* Task instructions *
In the entries below, count every line containing "screenshot". Return the number and nothing else.

* The records *
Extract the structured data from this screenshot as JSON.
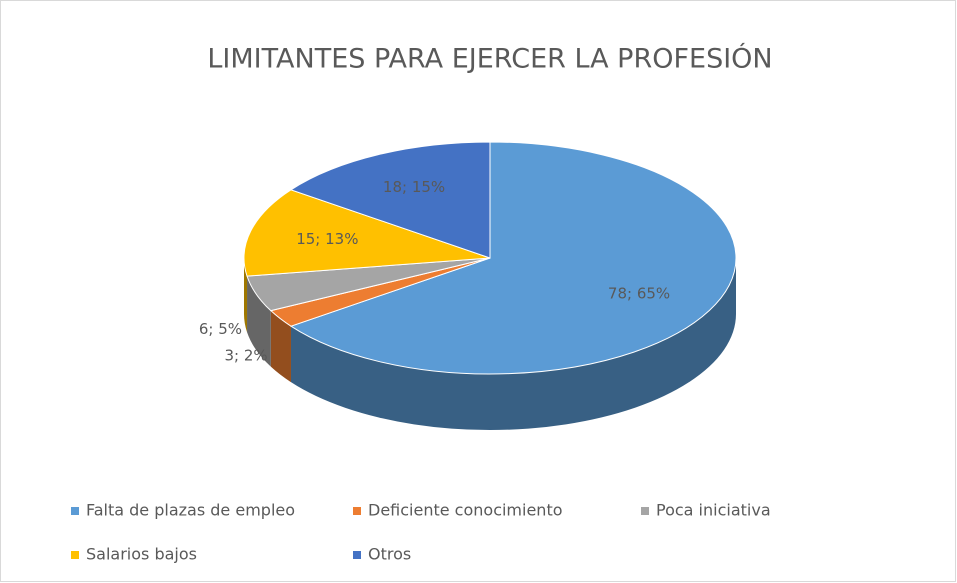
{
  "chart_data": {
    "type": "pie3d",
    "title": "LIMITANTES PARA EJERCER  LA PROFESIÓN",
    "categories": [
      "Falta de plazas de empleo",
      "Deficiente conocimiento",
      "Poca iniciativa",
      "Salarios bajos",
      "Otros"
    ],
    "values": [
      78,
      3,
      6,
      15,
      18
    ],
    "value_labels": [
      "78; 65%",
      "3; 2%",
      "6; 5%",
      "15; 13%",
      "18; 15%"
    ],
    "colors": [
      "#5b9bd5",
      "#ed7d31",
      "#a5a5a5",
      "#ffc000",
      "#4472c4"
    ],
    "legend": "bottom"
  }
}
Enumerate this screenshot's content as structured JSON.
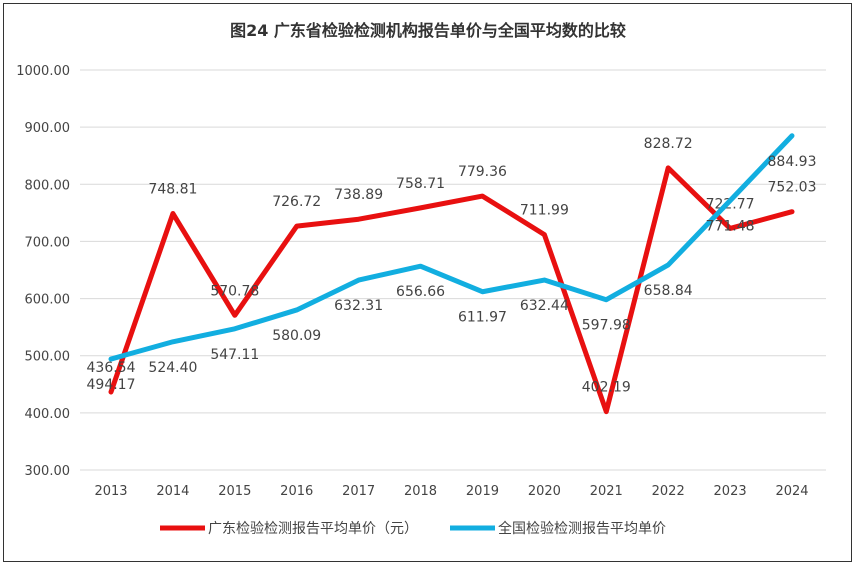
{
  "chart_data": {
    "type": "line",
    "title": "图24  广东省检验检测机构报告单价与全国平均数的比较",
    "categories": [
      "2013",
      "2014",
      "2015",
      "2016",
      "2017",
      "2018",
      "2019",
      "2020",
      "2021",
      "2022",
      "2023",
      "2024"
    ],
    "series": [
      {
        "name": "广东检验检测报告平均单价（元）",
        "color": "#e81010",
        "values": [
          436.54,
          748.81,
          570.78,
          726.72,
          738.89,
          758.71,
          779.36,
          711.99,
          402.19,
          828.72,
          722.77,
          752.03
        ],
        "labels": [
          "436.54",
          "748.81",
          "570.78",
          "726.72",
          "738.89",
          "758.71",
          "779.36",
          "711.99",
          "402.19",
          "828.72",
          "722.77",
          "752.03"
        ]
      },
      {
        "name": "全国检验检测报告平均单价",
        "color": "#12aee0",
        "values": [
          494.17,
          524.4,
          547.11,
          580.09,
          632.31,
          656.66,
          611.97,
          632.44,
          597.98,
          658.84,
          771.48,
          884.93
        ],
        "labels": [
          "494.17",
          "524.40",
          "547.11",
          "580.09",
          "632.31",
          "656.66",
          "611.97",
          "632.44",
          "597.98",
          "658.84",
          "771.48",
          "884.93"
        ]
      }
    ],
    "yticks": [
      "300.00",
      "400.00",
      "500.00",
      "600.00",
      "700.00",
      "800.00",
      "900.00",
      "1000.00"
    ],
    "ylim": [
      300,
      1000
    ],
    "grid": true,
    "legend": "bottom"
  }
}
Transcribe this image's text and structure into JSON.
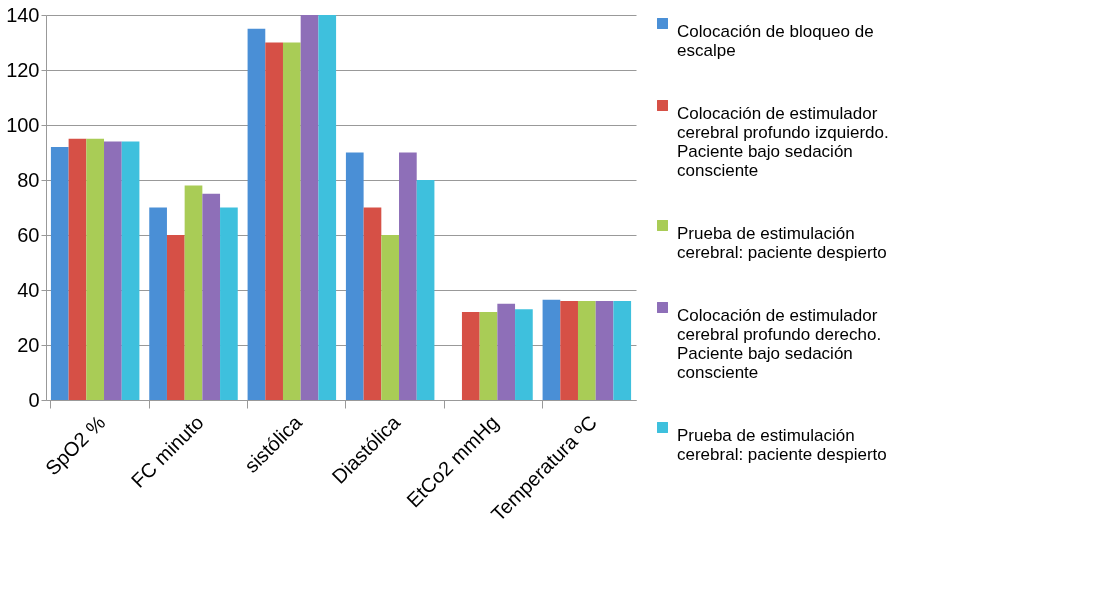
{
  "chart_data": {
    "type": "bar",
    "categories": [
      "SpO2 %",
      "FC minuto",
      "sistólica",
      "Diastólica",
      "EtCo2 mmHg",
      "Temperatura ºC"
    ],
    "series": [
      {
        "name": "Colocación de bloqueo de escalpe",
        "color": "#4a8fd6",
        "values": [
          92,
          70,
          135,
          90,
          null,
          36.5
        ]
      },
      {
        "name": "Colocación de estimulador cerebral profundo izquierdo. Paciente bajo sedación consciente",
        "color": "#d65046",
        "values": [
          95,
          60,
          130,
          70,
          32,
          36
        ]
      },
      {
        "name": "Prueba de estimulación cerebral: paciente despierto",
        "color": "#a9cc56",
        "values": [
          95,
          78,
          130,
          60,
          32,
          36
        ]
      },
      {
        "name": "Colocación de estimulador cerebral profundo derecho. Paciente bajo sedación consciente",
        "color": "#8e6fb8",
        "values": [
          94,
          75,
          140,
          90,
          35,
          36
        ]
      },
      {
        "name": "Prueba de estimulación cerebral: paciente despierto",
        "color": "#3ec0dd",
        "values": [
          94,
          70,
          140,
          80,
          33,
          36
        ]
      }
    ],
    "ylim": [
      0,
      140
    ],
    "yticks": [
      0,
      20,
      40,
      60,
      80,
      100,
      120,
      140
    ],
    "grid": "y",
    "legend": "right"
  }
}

...

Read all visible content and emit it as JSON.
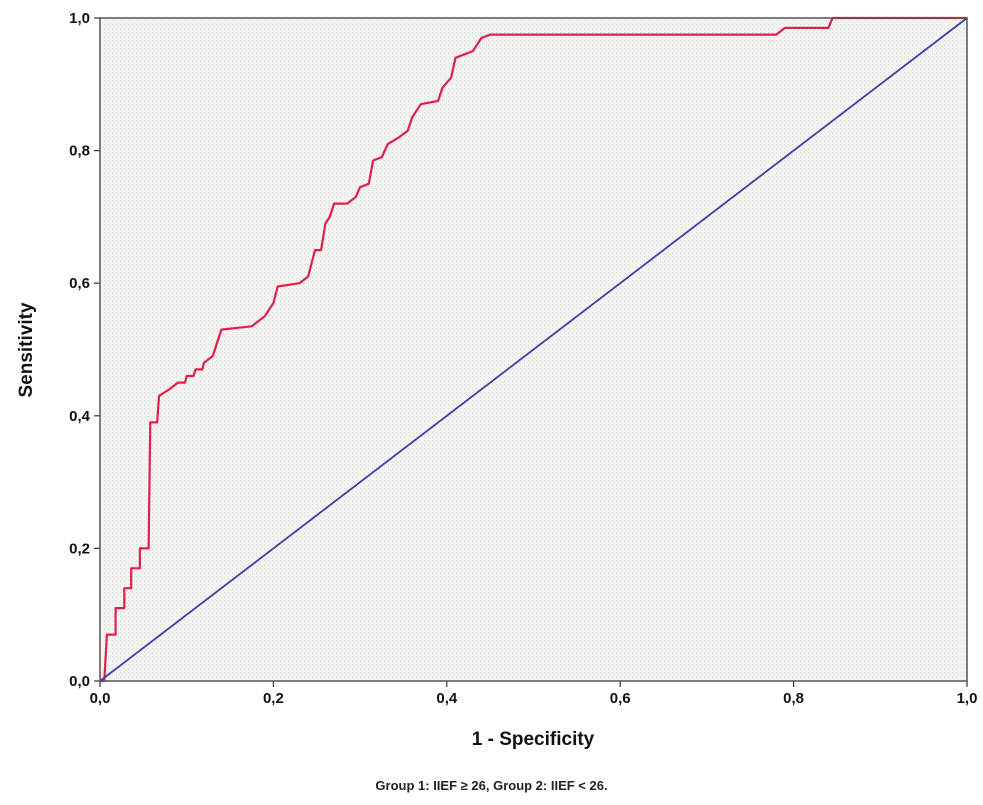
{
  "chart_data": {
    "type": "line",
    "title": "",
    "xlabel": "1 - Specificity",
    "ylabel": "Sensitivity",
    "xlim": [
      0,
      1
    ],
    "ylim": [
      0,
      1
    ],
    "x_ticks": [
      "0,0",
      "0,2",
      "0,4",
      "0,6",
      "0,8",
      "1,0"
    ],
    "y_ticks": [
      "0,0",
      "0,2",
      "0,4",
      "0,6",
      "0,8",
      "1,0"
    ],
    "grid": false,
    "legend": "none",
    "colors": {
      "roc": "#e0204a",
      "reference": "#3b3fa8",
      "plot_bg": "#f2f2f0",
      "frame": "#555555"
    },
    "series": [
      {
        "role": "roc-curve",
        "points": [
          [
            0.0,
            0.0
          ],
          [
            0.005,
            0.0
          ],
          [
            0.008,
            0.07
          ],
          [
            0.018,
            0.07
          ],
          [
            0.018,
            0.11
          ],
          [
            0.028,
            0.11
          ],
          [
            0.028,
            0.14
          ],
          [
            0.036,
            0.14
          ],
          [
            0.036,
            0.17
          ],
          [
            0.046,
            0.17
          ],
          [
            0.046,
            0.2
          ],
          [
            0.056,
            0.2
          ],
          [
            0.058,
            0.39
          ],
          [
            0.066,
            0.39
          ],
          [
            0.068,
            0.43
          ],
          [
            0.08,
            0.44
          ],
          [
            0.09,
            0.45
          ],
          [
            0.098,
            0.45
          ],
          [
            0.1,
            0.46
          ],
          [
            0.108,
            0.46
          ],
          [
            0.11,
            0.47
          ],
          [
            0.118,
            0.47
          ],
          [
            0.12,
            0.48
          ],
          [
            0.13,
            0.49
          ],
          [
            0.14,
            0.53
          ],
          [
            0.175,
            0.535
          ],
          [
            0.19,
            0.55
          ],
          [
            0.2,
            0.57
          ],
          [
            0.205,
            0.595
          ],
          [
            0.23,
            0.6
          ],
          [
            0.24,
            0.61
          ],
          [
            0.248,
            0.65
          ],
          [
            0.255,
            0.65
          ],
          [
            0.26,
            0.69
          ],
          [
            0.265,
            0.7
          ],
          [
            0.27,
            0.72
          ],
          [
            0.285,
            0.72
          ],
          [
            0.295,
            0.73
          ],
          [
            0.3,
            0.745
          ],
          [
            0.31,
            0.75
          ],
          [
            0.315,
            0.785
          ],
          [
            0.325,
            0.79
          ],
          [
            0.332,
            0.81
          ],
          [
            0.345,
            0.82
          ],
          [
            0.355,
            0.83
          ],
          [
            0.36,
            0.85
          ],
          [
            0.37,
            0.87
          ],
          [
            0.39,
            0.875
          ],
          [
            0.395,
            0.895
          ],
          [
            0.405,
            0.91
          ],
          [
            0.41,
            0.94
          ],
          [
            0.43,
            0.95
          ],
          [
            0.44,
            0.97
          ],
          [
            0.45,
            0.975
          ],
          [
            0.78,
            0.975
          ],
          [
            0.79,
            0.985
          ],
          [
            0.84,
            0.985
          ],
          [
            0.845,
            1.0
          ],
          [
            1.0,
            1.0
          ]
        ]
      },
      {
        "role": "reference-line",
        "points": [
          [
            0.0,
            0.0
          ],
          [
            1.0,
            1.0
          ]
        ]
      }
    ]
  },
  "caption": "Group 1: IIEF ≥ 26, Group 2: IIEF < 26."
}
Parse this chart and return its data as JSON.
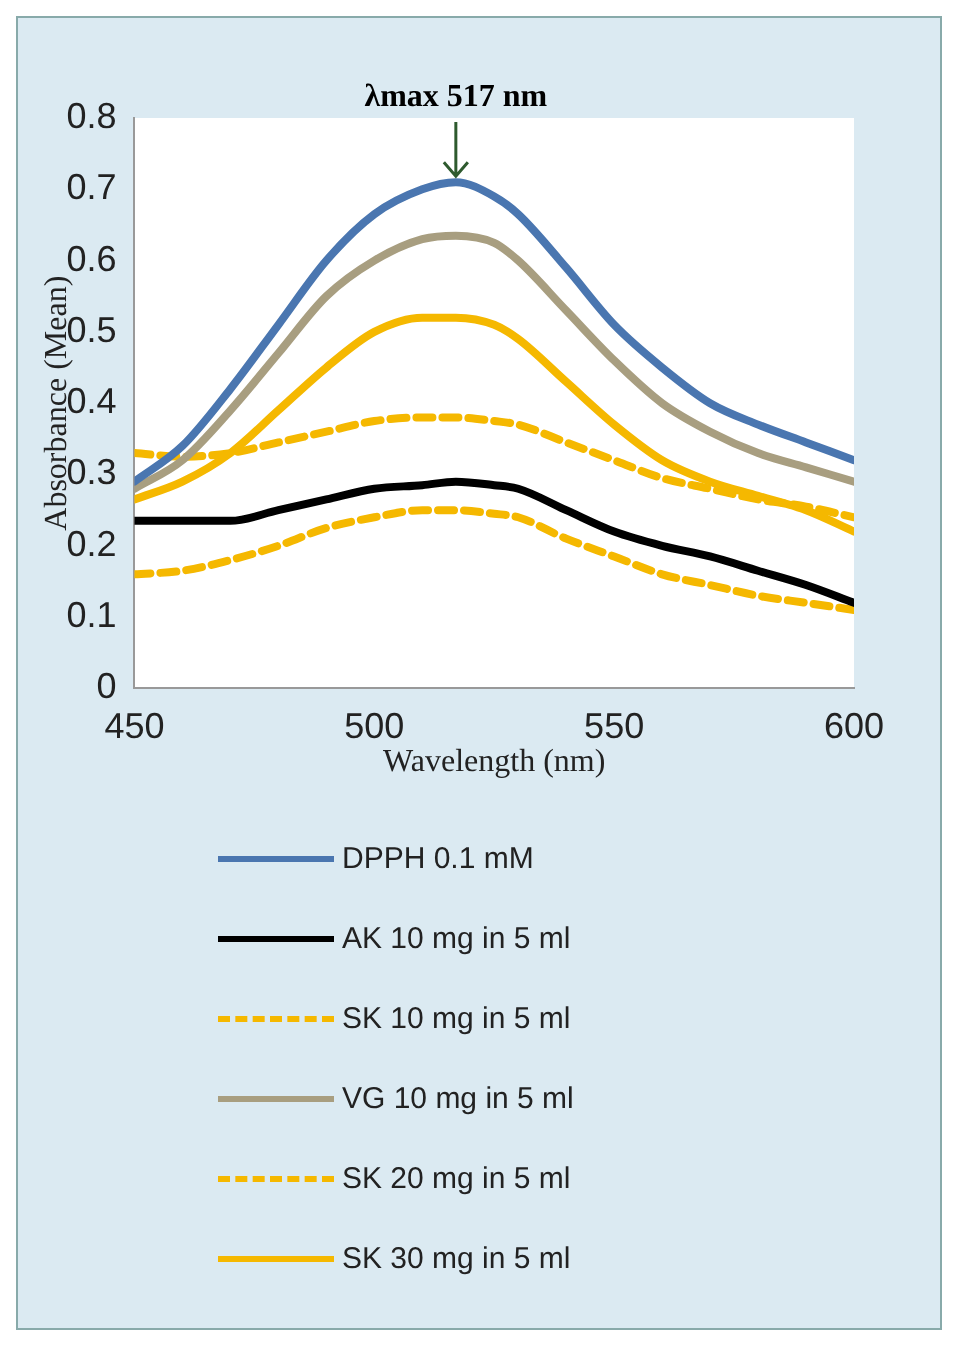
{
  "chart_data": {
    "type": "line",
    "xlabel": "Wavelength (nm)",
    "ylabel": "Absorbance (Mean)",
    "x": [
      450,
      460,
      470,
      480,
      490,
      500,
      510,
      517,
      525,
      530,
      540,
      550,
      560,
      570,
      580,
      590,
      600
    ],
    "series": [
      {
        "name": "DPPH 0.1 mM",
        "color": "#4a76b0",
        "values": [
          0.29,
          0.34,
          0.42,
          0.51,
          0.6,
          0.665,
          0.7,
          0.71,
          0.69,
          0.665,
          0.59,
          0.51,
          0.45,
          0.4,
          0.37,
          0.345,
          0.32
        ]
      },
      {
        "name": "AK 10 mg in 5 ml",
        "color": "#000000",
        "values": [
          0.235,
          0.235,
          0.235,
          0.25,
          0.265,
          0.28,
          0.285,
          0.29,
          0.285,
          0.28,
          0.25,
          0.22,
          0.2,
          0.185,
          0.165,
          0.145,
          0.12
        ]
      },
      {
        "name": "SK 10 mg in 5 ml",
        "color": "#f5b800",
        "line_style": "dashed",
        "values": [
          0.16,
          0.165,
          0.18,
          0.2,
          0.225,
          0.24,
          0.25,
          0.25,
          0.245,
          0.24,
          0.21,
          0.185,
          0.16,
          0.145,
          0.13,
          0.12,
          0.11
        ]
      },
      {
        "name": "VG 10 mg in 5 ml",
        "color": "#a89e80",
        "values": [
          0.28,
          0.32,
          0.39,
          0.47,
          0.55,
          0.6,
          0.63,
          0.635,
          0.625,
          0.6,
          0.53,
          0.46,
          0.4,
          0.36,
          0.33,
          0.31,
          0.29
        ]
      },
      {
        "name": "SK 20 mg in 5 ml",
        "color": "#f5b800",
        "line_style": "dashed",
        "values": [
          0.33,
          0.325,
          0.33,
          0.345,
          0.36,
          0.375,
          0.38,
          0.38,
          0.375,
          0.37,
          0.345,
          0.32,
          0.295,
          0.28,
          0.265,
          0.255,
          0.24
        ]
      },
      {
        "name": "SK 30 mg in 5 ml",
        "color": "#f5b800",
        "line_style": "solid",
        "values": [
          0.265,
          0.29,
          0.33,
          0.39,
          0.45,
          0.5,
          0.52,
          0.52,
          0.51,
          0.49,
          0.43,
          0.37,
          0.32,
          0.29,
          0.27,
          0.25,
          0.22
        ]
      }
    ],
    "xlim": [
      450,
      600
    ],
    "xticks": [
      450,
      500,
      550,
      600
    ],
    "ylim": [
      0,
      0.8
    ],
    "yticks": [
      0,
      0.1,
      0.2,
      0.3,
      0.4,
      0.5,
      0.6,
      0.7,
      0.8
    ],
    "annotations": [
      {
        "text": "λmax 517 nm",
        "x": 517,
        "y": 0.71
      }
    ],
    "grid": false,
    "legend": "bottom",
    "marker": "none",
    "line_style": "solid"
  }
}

* Reply to the task *
2